"""
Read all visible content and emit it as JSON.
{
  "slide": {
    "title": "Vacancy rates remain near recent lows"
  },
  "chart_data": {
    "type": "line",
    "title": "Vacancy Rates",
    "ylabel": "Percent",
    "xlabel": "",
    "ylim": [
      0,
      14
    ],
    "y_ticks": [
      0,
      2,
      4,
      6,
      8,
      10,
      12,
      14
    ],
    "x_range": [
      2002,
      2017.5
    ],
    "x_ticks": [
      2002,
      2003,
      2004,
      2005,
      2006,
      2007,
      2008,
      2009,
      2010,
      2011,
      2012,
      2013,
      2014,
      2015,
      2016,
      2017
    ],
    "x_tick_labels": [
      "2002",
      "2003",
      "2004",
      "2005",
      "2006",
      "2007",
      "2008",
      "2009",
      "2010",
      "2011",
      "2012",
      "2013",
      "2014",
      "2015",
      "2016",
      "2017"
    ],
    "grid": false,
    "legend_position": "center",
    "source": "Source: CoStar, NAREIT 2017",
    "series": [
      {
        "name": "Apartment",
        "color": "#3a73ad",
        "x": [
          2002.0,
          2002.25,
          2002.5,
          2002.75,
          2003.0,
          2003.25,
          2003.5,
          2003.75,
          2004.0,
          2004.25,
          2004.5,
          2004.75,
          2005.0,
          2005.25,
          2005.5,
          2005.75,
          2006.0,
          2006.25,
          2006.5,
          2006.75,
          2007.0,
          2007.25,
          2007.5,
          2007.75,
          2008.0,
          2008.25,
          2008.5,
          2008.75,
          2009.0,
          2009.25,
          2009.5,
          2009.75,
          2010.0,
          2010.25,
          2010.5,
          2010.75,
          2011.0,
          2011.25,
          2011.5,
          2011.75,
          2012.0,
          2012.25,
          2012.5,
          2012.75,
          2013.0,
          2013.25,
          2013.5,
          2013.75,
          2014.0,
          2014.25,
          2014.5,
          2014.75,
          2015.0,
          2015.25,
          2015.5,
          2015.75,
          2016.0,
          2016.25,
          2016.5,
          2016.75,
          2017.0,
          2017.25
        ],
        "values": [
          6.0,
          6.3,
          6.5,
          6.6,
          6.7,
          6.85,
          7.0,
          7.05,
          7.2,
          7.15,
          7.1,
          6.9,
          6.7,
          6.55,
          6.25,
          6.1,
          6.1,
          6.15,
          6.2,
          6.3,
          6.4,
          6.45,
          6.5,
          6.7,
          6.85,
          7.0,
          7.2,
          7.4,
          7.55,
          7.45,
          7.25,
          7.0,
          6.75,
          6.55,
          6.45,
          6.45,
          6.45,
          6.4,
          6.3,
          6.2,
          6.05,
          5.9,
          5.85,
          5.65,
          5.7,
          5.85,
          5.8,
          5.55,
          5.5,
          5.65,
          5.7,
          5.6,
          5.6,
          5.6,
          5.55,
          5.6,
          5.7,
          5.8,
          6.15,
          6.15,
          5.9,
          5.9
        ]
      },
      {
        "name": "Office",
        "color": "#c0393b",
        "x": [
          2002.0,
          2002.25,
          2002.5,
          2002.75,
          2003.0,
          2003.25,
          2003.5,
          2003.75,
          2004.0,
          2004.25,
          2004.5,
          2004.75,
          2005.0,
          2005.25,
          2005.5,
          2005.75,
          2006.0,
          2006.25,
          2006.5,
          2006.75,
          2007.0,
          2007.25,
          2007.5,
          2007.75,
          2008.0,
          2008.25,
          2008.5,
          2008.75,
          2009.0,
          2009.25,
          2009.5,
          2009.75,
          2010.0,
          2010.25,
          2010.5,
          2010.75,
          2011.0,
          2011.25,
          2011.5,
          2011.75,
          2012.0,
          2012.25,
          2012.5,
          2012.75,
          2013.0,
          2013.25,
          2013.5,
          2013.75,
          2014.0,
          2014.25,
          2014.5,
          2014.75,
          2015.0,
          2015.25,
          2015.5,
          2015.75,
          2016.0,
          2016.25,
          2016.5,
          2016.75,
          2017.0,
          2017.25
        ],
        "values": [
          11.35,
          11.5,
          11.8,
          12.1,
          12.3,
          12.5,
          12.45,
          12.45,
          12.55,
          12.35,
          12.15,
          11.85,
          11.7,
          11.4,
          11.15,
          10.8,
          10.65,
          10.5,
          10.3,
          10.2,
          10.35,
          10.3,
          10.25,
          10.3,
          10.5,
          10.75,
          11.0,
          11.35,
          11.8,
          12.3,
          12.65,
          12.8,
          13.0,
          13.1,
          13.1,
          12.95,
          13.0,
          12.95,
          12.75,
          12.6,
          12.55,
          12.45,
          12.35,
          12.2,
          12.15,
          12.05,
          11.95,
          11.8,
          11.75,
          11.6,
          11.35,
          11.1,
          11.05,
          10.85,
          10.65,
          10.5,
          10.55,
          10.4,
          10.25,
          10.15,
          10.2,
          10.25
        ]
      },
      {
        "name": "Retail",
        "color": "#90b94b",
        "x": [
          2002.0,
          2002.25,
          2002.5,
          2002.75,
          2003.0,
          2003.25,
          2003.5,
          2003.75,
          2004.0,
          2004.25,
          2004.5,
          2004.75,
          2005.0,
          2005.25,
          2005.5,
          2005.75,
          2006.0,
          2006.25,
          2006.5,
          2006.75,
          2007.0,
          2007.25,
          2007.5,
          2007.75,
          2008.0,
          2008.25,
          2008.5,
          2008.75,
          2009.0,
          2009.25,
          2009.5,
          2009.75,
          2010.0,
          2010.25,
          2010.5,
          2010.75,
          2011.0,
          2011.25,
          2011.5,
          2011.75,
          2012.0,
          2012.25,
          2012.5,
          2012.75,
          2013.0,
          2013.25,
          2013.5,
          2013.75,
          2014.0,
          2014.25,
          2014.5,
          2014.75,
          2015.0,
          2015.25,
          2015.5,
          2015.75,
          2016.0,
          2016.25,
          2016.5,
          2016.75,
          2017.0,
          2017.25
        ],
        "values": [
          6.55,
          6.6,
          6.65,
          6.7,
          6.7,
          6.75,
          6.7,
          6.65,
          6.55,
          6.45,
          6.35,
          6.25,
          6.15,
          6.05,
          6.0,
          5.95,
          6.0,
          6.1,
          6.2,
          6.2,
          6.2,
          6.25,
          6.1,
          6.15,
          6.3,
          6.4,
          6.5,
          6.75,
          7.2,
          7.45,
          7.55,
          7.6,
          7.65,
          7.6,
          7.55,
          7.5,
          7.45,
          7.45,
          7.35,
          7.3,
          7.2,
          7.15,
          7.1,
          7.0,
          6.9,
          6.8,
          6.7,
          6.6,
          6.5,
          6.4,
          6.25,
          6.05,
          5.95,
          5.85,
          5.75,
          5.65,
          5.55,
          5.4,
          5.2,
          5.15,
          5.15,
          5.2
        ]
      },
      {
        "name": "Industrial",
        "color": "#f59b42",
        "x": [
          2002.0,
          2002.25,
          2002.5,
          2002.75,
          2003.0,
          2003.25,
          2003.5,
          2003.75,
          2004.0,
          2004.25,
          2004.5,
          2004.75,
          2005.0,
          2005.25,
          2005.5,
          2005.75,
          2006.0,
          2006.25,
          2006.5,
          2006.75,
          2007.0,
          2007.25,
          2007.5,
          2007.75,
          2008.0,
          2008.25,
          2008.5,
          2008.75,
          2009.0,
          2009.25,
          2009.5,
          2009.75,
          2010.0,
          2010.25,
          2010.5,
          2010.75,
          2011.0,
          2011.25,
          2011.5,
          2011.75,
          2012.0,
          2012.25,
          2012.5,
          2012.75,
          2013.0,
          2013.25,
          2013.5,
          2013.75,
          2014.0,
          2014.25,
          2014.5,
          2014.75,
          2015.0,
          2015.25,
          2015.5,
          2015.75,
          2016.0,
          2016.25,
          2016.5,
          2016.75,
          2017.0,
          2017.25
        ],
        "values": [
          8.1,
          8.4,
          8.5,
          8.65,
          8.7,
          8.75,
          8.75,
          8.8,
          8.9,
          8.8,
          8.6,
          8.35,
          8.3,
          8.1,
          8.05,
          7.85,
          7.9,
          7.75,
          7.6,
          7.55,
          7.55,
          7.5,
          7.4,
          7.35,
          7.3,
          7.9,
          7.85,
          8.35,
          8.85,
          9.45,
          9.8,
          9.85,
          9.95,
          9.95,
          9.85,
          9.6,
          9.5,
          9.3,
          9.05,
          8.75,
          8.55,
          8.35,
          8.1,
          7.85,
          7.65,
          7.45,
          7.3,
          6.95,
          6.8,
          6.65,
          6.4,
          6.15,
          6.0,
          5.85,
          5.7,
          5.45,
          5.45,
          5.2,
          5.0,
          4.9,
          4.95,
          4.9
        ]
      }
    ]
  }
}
"""
Show the lines that mention the word "Vacancy".

Answer to this problem =>
    "title": "Vacancy rates remain near recent lows"
    "title": "Vacancy Rates",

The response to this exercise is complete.